TASK REQUIREMENTS: Could you copy, word for word, only the lines from the one containing "Output the text content of this document." through the last line of the records below, both included?
-- BEGIN ENTRIES SHOWN --
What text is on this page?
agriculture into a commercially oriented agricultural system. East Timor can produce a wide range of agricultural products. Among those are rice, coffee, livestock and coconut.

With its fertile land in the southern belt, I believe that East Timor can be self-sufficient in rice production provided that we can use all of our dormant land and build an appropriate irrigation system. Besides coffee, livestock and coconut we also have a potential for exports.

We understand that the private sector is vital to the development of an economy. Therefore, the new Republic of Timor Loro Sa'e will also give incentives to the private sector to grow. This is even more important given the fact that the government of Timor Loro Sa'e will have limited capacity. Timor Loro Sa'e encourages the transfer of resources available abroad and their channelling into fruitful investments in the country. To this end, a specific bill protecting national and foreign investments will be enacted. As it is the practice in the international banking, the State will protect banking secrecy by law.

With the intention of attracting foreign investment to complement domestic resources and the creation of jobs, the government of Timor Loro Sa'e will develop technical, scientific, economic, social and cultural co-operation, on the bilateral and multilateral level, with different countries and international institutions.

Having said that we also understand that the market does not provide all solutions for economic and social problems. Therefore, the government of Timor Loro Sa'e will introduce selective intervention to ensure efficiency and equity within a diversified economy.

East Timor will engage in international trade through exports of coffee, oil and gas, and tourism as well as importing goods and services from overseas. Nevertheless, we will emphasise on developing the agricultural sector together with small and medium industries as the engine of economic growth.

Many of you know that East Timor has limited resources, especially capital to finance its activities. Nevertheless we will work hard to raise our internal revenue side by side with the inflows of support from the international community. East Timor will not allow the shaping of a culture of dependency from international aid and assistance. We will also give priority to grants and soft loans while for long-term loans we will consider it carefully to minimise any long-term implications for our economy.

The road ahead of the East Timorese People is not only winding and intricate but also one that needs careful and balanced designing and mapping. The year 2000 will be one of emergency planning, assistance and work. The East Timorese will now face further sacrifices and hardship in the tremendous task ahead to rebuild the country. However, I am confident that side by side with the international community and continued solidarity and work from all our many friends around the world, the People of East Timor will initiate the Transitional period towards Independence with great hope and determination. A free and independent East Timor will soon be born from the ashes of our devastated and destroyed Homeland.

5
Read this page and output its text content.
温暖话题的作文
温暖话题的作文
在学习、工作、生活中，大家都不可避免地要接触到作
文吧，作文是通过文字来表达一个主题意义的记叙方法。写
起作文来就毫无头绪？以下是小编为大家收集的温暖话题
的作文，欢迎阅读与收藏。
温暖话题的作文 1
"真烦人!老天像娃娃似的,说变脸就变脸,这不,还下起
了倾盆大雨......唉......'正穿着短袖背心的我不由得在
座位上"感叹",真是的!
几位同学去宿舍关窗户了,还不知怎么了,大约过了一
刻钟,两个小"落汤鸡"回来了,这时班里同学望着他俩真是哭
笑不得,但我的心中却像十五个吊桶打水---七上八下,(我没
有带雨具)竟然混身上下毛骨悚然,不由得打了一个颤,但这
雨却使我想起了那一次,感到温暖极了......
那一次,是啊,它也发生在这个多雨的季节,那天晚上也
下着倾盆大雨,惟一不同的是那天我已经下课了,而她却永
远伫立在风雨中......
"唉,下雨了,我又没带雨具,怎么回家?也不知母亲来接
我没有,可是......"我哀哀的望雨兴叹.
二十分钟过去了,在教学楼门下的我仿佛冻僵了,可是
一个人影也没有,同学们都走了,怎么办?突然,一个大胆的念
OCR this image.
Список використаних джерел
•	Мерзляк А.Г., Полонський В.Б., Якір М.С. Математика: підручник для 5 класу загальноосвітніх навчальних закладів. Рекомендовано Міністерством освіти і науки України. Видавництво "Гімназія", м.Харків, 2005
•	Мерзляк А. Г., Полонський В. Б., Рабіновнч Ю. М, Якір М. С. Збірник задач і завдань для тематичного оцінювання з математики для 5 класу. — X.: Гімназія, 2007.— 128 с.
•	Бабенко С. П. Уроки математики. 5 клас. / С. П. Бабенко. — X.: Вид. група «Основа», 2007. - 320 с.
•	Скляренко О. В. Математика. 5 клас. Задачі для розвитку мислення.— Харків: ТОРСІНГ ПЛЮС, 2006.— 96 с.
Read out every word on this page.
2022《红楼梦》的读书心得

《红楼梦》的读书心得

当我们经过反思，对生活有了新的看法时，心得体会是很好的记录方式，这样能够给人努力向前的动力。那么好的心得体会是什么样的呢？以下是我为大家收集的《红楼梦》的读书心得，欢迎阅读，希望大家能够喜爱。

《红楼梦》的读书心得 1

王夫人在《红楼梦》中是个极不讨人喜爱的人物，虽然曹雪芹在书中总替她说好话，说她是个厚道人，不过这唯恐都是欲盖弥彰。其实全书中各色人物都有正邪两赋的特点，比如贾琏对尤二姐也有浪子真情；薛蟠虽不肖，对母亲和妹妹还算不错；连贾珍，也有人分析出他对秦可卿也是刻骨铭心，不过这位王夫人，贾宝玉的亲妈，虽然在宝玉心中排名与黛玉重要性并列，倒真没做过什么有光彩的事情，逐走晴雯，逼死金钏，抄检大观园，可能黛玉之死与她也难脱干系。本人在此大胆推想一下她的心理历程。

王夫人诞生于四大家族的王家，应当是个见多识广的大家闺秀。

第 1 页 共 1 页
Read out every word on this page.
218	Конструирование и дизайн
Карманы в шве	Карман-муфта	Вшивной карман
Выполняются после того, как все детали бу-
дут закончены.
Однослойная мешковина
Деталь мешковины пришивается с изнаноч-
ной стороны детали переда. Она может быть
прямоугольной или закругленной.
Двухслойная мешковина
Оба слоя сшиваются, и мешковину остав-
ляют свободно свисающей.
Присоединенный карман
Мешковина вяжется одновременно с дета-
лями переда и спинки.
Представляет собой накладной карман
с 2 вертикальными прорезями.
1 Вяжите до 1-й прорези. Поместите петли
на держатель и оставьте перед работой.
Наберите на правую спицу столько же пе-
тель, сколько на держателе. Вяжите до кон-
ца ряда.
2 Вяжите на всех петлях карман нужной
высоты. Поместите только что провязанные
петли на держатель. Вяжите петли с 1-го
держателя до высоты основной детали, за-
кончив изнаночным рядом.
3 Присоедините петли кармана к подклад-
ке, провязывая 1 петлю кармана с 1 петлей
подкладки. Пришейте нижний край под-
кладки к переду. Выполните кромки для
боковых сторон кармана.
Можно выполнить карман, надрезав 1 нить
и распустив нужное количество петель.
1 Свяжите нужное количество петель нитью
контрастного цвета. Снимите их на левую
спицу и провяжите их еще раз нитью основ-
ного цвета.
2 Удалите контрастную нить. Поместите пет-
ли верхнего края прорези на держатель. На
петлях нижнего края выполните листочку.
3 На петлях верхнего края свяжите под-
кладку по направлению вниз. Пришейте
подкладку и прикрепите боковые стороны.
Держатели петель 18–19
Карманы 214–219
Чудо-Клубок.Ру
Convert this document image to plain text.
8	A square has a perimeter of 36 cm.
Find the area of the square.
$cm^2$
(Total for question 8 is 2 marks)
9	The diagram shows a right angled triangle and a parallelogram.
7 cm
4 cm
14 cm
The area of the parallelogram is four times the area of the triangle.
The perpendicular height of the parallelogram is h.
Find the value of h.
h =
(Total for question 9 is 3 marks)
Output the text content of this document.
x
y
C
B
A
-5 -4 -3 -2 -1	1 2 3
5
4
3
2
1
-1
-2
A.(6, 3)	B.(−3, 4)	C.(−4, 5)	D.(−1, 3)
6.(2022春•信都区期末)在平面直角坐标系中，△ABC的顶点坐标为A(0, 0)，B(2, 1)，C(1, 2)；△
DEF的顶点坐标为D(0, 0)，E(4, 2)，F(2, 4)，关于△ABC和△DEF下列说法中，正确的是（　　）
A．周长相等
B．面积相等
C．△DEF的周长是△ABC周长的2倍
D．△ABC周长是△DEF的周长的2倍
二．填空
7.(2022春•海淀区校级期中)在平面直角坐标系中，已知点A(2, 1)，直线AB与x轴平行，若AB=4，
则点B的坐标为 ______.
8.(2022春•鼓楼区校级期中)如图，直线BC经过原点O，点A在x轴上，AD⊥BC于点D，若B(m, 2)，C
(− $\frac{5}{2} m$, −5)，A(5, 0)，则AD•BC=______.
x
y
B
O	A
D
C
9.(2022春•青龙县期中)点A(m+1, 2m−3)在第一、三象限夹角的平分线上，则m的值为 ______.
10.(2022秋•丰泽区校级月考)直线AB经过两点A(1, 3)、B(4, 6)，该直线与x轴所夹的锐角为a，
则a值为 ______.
-- END ENTRIES SHOWN --
TASK RESULT:
Output the text content of this document.
x
y
C
B
A
-5 -4 -3 -2 -1	1 2 3
5
4
3
2
1
-1
-2
A.(6, 3)	B.(−3, 4)	C.(−4, 5)	D.(−1, 3)
6.(2022春•信都区期末)在平面直角坐标系中，△ABC的顶点坐标为A(0, 0)，B(2, 1)，C(1, 2)；△
DEF的顶点坐标为D(0, 0)，E(4, 2)，F(2, 4)，关于△ABC和△DEF下列说法中，正确的是（　　）
A．周长相等
B．面积相等
C．△DEF的周长是△ABC周长的2倍
D．△ABC周长是△DEF的周长的2倍
二．填空
7.(2022春•海淀区校级期中)在平面直角坐标系中，已知点A(2, 1)，直线AB与x轴平行，若AB=4，
则点B的坐标为 ______.
8.(2022春•鼓楼区校级期中)如图，直线BC经过原点O，点A在x轴上，AD⊥BC于点D，若B(m, 2)，C
(− $\frac{5}{2} m$, −5)，A(5, 0)，则AD•BC=______.
x
y
B
O	A
D
C
9.(2022春•青龙县期中)点A(m+1, 2m−3)在第一、三象限夹角的平分线上，则m的值为 ______.
10.(2022秋•丰泽区校级月考)直线AB经过两点A(1, 3)、B(4, 6)，该直线与x轴所夹的锐角为a，
则a值为 ______.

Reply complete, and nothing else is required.